§ **The request**
Pick out each line containing the string "this".

****************************************

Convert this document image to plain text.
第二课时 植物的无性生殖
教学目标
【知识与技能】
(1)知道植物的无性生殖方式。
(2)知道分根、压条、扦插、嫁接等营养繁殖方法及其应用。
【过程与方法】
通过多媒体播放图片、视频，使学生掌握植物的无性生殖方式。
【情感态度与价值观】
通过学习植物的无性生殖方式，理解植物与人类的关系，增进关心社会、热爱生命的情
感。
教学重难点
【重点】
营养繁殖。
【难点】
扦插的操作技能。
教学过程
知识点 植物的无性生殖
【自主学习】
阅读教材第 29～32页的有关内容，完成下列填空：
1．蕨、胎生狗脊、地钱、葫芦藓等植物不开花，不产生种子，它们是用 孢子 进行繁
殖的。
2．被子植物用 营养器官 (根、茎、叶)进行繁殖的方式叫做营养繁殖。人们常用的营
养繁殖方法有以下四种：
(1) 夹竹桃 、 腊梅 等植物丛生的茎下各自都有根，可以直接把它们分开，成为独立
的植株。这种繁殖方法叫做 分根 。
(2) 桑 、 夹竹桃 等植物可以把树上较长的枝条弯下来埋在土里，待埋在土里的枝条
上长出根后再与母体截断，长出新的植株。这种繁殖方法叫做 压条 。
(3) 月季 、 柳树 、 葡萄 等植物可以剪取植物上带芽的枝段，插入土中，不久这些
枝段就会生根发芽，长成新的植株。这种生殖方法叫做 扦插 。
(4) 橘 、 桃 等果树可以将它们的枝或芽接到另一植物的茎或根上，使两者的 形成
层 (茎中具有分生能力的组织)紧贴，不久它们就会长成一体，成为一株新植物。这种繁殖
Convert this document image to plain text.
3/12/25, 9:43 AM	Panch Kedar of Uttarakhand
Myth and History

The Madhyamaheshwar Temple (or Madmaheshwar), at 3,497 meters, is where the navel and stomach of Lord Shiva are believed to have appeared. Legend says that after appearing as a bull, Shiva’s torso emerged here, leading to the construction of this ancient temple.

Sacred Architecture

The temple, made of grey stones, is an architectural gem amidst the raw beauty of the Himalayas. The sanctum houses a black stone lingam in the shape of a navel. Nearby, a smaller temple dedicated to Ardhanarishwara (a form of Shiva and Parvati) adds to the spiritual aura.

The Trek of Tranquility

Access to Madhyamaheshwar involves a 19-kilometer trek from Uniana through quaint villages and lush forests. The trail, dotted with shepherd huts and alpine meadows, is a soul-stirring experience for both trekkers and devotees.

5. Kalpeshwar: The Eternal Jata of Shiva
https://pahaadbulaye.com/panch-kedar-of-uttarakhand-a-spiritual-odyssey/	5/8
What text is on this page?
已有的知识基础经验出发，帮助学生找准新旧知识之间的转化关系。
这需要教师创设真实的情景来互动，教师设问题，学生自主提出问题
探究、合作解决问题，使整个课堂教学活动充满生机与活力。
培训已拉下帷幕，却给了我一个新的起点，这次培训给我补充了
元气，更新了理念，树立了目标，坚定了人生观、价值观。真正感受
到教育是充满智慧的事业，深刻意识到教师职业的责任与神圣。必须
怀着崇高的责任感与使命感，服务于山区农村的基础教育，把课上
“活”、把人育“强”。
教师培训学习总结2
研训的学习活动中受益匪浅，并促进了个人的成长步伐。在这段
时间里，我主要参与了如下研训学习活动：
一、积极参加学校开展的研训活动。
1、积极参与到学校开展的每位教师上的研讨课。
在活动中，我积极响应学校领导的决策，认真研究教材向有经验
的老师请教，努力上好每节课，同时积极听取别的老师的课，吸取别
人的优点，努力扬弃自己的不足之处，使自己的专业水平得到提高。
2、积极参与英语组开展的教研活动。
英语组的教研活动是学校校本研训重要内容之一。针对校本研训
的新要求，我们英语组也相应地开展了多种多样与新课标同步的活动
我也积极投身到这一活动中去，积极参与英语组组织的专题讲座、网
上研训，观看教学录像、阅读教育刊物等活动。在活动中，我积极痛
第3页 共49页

****************************************

§ **Correct answer**
Convert this document image to plain text.
Convert this document image to plain text.
The Madhyamaheshwar Temple (or Madmaheshwar), at 3,497 meters, is where the navel and stomach of Lord Shiva are believed to have appeared. Legend says that after appearing as a bull, Shiva’s torso emerged here, leading to the construction of this ancient temple.
What text is on this page?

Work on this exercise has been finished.